══ TASK INPUT

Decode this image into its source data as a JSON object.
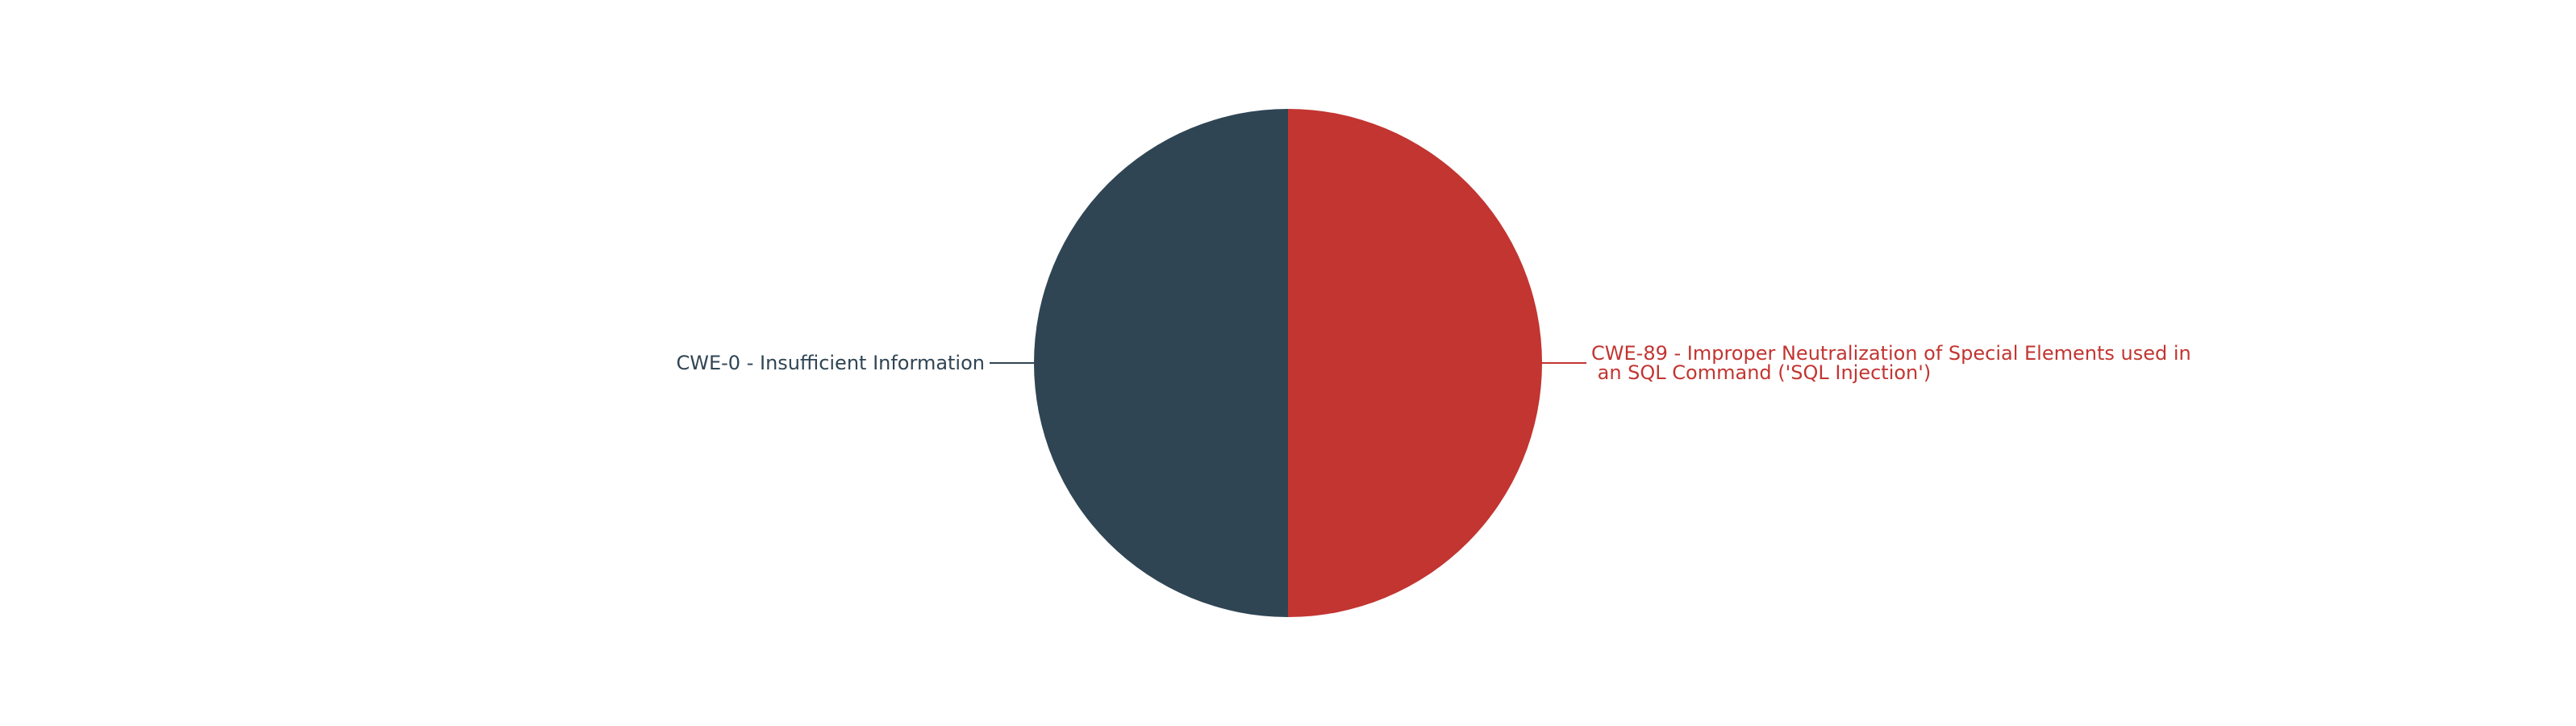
{
  "chart_data": {
    "type": "pie",
    "title": "",
    "slices": [
      {
        "label_lines": [
          "CWE-89 - Improper Neutralization of Special Elements used in",
          " an SQL Command ('SQL Injection')"
        ],
        "value": 1,
        "color": "#c23531"
      },
      {
        "label_lines": [
          "CWE-0 - Insufficient Information"
        ],
        "value": 1,
        "color": "#2f4554"
      }
    ],
    "start_angle_deg": 90,
    "direction": "clockwise",
    "legend": "none"
  }
}
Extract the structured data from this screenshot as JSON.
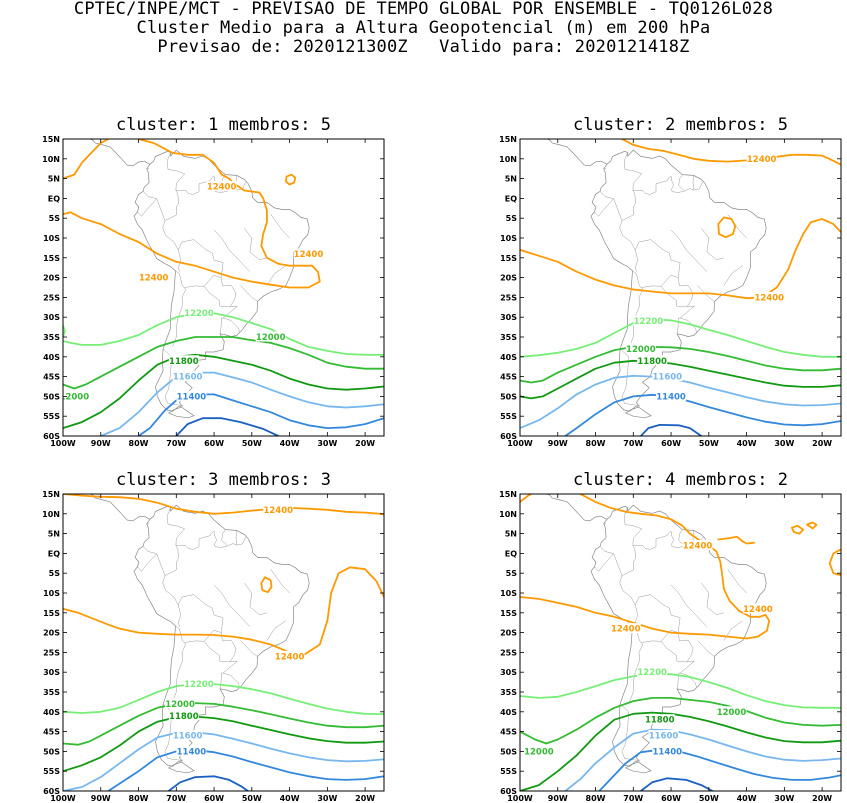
{
  "header": {
    "line1": "CPTEC/INPE/MCT - PREVISAO DE TEMPO GLOBAL POR ENSEMBLE - TQ0126L028",
    "line2": "Cluster Medio para a Altura Geopotencial (m) em 200 hPa",
    "line3": "Previsao de: 2020121300Z   Valido para: 2020121418Z"
  },
  "axes": {
    "lat_labels": [
      "15N",
      "10N",
      "5N",
      "EQ",
      "5S",
      "10S",
      "15S",
      "20S",
      "25S",
      "30S",
      "35S",
      "40S",
      "45S",
      "50S",
      "55S",
      "60S"
    ],
    "lon_labels": [
      "100W",
      "90W",
      "80W",
      "70W",
      "60W",
      "50W",
      "40W",
      "30W",
      "20W"
    ]
  },
  "colors": {
    "c12400": "#ff9900",
    "c12200": "#77ee77",
    "c12000": "#33bb33",
    "c11800": "#119911",
    "c11600": "#77b7ee",
    "c11400": "#3388dd",
    "c11200": "#1a60c0",
    "coast": "#888888"
  },
  "panels": [
    {
      "title": "cluster: 1  membros: 5",
      "labels": [
        {
          "text": "12400",
          "color": "c12400",
          "lon": -58,
          "lat": 3
        },
        {
          "text": "12400",
          "color": "c12400",
          "lon": -35,
          "lat": -14
        },
        {
          "text": "12400",
          "color": "c12400",
          "lon": -76,
          "lat": -20
        },
        {
          "text": "12200",
          "color": "c12200",
          "lon": -64,
          "lat": -29
        },
        {
          "text": "12000",
          "color": "c12000",
          "lon": -45,
          "lat": -35
        },
        {
          "text": "11800",
          "color": "c11800",
          "lon": -68,
          "lat": -41
        },
        {
          "text": "11600",
          "color": "c11600",
          "lon": -67,
          "lat": -45
        },
        {
          "text": "11400",
          "color": "c11400",
          "lon": -66,
          "lat": -50
        },
        {
          "text": "12000",
          "color": "c12000",
          "lon": -97,
          "lat": -50
        }
      ]
    },
    {
      "title": "cluster: 2  membros: 5",
      "labels": [
        {
          "text": "12400",
          "color": "c12400",
          "lon": -36,
          "lat": 10
        },
        {
          "text": "12400",
          "color": "c12400",
          "lon": -34,
          "lat": -25
        },
        {
          "text": "12200",
          "color": "c12200",
          "lon": -66,
          "lat": -31
        },
        {
          "text": "12000",
          "color": "c12000",
          "lon": -68,
          "lat": -38
        },
        {
          "text": "11800",
          "color": "c11800",
          "lon": -65,
          "lat": -41
        },
        {
          "text": "11600",
          "color": "c11600",
          "lon": -61,
          "lat": -45
        },
        {
          "text": "11400",
          "color": "c11400",
          "lon": -60,
          "lat": -50
        }
      ]
    },
    {
      "title": "cluster: 3  membros: 3",
      "labels": [
        {
          "text": "12400",
          "color": "c12400",
          "lon": -43,
          "lat": 11
        },
        {
          "text": "12400",
          "color": "c12400",
          "lon": -40,
          "lat": -26
        },
        {
          "text": "12200",
          "color": "c12200",
          "lon": -64,
          "lat": -33
        },
        {
          "text": "12000",
          "color": "c12000",
          "lon": -69,
          "lat": -38
        },
        {
          "text": "11800",
          "color": "c11800",
          "lon": -68,
          "lat": -41
        },
        {
          "text": "11600",
          "color": "c11600",
          "lon": -67,
          "lat": -46
        },
        {
          "text": "11400",
          "color": "c11400",
          "lon": -66,
          "lat": -50
        }
      ]
    },
    {
      "title": "cluster: 4  membros: 2",
      "labels": [
        {
          "text": "12400",
          "color": "c12400",
          "lon": -53,
          "lat": 2
        },
        {
          "text": "12400",
          "color": "c12400",
          "lon": -37,
          "lat": -14
        },
        {
          "text": "12400",
          "color": "c12400",
          "lon": -72,
          "lat": -19
        },
        {
          "text": "12200",
          "color": "c12200",
          "lon": -65,
          "lat": -30
        },
        {
          "text": "12000",
          "color": "c12000",
          "lon": -44,
          "lat": -40
        },
        {
          "text": "11800",
          "color": "c11800",
          "lon": -63,
          "lat": -42
        },
        {
          "text": "11600",
          "color": "c11600",
          "lon": -62,
          "lat": -46
        },
        {
          "text": "11400",
          "color": "c11400",
          "lon": -61,
          "lat": -50
        },
        {
          "text": "12000",
          "color": "c12000",
          "lon": -95,
          "lat": -50
        }
      ]
    }
  ]
}
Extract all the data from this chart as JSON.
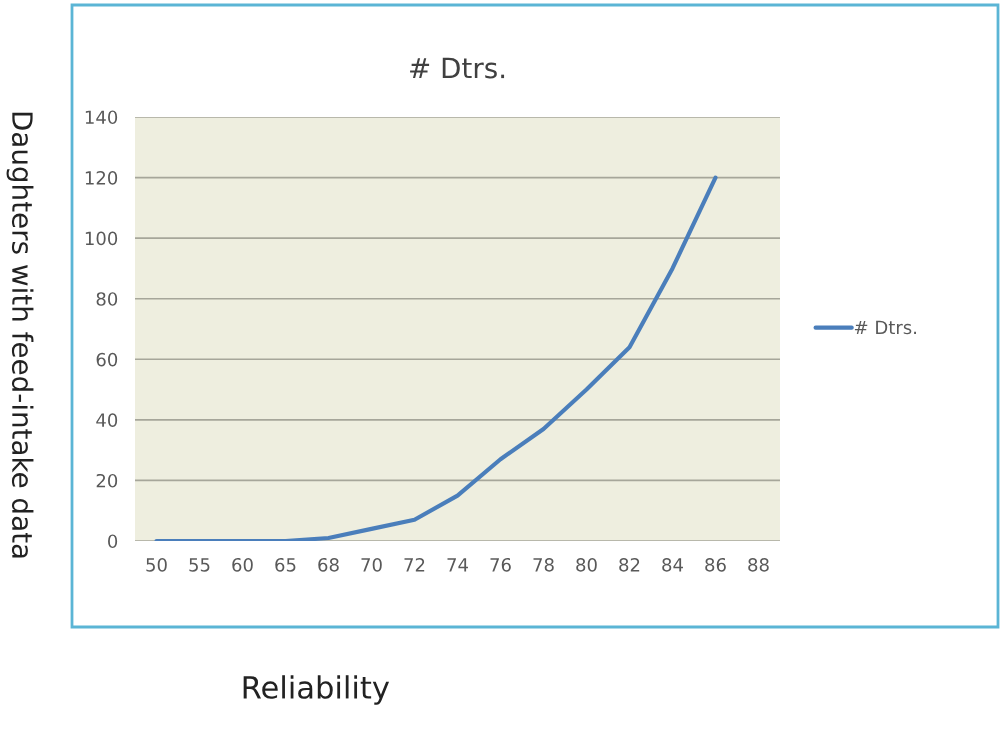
{
  "chart_data": {
    "type": "line",
    "title": "# Dtrs.",
    "xlabel": "Reliability",
    "ylabel": "Daughters with feed-intake data",
    "categories": [
      "50",
      "55",
      "60",
      "65",
      "68",
      "70",
      "72",
      "74",
      "76",
      "78",
      "80",
      "82",
      "84",
      "86",
      "88"
    ],
    "series": [
      {
        "name": "# Dtrs.",
        "color": "#4a7ebb",
        "values": [
          0,
          0,
          0,
          0,
          1,
          4,
          7,
          15,
          27,
          37,
          50,
          64,
          90,
          120,
          null
        ]
      }
    ],
    "ylim": [
      0,
      140
    ],
    "yticks": [
      0,
      20,
      40,
      60,
      80,
      100,
      120,
      140
    ],
    "grid": "y",
    "legend": "right",
    "marker": "none",
    "line_style": "solid"
  }
}
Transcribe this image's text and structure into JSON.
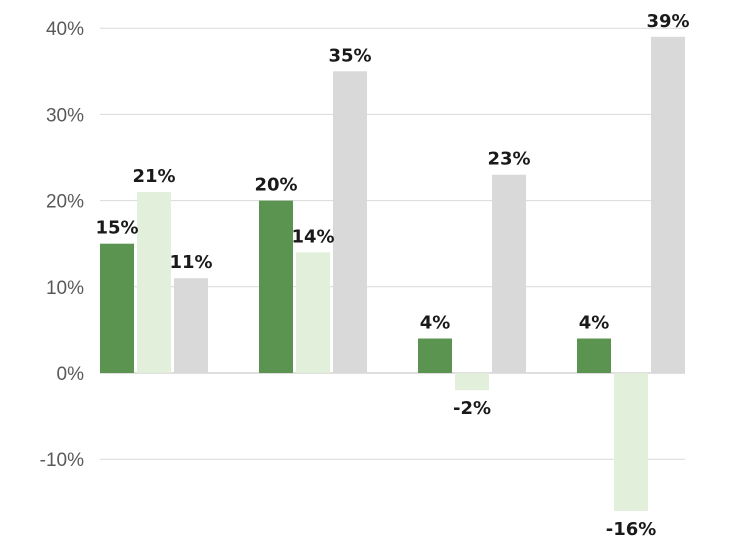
{
  "chart_data": {
    "type": "bar",
    "title": "",
    "xlabel": "",
    "ylabel": "",
    "ylim": [
      -16,
      40
    ],
    "yticks": [
      -10,
      0,
      10,
      20,
      30,
      40
    ],
    "ytick_labels": [
      "-10%",
      "0%",
      "10%",
      "20%",
      "30%",
      "40%"
    ],
    "grid": true,
    "legend": "none",
    "categories": [
      "",
      "",
      "",
      ""
    ],
    "series": [
      {
        "color": "#5a9450",
        "values": [
          15,
          20,
          4,
          4
        ],
        "labels": [
          "15%",
          "20%",
          "4%",
          "4%"
        ]
      },
      {
        "color": "#e2efda",
        "values": [
          21,
          14,
          -2,
          -16
        ],
        "labels": [
          "21%",
          "14%",
          "-2%",
          "-16%"
        ]
      },
      {
        "color": "#d9d9d9",
        "values": [
          11,
          35,
          23,
          39
        ],
        "labels": [
          "11%",
          "35%",
          "23%",
          "39%"
        ]
      }
    ]
  }
}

════

→ **TO DO**: Check the data for the word "into" and pull out the lines that have it.

→ **SOLUTION TO THIS TASK**:
Decode this image into its source data as a JSON object.
Transcribe this image's text and structure into JSON.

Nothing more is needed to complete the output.